REQUIREMENTS
Extract each line containing the string "color".

Figure contents as structured data:
* start *
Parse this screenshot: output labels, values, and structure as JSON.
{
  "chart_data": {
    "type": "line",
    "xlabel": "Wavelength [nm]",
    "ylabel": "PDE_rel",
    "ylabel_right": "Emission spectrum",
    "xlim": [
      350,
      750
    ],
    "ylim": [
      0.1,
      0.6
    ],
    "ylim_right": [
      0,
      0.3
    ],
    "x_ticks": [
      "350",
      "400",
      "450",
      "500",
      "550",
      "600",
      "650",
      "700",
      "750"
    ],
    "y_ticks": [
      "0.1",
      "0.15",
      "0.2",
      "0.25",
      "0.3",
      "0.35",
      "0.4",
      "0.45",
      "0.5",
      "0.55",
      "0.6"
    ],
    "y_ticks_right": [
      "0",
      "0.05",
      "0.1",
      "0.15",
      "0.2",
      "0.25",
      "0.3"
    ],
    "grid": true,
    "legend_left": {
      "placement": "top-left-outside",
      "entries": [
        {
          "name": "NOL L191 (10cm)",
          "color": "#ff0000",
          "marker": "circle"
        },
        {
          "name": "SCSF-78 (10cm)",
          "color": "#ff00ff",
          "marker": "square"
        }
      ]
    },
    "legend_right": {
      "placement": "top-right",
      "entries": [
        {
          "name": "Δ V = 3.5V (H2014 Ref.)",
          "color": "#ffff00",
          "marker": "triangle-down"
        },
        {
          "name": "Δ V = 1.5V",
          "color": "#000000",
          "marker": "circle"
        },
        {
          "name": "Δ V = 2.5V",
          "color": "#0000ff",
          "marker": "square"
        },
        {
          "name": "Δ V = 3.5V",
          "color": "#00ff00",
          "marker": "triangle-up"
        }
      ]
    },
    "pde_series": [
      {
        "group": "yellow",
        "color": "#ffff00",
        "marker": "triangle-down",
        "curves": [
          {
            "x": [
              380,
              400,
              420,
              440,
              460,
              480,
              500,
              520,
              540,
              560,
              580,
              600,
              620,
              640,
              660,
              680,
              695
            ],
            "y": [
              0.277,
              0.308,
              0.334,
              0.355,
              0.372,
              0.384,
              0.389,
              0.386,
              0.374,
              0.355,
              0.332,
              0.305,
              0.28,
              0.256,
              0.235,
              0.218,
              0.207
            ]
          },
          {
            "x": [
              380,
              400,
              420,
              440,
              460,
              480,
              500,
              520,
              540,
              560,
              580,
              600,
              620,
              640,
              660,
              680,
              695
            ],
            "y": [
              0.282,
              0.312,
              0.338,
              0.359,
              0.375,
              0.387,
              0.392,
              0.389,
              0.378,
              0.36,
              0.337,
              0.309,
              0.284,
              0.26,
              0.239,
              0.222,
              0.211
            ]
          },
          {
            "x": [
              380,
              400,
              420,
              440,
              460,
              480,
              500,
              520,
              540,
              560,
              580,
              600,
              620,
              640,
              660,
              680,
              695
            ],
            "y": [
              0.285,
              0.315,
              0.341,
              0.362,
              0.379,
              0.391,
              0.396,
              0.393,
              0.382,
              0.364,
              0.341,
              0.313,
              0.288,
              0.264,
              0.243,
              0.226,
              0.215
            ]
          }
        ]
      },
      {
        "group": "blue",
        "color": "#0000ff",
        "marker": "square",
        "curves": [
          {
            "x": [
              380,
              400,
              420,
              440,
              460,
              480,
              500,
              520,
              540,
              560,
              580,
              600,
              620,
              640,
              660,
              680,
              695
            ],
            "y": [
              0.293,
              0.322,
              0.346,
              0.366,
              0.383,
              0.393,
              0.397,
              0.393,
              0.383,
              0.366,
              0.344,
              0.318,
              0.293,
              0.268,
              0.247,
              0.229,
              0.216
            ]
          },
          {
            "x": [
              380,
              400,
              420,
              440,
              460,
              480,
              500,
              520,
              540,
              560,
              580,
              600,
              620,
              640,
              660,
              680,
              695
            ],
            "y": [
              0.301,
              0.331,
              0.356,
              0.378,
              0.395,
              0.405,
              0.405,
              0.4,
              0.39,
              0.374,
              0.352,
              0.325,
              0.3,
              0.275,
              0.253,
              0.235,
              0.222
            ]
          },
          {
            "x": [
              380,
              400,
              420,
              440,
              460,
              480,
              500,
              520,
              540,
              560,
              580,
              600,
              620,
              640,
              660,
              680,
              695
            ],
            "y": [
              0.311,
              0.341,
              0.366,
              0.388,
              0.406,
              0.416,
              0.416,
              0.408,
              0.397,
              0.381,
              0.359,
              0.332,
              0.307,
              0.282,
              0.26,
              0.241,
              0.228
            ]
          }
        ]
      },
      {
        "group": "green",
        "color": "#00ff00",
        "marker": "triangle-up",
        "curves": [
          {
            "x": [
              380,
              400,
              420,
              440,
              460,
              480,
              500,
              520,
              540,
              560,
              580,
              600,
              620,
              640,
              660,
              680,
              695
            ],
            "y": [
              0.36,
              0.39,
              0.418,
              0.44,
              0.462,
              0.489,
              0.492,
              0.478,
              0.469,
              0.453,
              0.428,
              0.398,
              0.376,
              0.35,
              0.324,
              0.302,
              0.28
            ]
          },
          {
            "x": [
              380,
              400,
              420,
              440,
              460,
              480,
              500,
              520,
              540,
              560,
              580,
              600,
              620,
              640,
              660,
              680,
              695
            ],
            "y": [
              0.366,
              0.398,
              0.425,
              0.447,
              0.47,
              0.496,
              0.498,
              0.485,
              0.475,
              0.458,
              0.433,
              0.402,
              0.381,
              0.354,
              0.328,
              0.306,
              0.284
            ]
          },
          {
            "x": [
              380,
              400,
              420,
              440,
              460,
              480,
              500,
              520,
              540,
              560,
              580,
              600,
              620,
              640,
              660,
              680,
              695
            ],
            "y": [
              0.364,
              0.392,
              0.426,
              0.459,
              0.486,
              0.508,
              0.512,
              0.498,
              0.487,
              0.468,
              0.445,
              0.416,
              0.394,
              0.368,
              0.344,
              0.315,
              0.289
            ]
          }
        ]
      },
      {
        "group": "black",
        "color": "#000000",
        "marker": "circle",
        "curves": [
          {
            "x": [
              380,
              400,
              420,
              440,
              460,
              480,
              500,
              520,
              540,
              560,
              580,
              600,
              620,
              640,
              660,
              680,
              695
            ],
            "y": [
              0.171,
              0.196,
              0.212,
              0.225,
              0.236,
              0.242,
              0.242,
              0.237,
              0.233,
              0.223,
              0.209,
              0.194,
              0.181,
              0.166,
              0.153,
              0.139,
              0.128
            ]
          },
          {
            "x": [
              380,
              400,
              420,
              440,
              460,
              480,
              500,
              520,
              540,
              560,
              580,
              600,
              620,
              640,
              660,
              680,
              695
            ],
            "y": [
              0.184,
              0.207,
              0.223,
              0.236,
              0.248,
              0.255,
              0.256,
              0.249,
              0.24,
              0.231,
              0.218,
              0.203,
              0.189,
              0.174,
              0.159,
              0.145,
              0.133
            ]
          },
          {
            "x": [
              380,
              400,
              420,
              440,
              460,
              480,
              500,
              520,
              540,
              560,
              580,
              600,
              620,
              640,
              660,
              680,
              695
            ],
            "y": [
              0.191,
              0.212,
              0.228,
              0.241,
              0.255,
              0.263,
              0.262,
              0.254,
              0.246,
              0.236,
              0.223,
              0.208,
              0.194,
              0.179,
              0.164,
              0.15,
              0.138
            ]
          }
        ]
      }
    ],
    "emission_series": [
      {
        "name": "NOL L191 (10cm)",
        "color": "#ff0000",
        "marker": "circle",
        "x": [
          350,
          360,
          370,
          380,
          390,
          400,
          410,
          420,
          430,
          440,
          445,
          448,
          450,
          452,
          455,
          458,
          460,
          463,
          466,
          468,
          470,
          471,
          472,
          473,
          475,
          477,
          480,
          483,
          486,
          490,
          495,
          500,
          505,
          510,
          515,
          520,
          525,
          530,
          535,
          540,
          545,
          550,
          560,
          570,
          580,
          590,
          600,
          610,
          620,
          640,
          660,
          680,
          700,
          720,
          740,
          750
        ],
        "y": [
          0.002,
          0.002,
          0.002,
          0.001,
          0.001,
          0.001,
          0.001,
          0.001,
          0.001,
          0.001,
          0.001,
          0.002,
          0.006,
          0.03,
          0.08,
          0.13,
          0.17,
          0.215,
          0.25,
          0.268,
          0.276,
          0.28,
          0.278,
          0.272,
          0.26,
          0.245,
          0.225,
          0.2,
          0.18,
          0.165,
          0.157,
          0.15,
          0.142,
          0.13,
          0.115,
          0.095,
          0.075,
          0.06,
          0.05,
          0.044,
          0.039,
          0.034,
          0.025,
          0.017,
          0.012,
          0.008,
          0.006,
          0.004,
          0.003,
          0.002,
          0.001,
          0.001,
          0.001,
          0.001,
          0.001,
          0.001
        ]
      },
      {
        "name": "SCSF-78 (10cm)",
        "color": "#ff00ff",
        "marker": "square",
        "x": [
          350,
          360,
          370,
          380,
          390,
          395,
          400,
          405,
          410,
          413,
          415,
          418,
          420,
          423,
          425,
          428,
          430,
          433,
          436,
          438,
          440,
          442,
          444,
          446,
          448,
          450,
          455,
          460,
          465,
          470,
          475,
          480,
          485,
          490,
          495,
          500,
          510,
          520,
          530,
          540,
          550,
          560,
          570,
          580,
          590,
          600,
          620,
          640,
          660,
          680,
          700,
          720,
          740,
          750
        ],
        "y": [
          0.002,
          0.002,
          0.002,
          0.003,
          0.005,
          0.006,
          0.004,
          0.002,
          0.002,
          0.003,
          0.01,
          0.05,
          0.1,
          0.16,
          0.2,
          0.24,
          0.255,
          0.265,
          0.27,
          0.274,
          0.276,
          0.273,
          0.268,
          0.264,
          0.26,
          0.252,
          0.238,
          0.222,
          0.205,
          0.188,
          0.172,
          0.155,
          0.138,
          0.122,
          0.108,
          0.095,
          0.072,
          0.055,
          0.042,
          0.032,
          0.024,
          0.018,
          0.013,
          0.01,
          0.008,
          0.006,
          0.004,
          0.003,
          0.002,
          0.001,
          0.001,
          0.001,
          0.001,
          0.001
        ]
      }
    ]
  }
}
* end *
SOLUTION TO THIS TASK
          "color": "#ff0000",
          "color": "#ff00ff",
          "color": "#ffff00",
          "color": "#000000",
          "color": "#0000ff",
          "color": "#00ff00",
        "color": "#ffff00",
        "color": "#0000ff",
        "color": "#00ff00",
        "color": "#000000",
        "color": "#ff0000",
        "color": "#ff00ff",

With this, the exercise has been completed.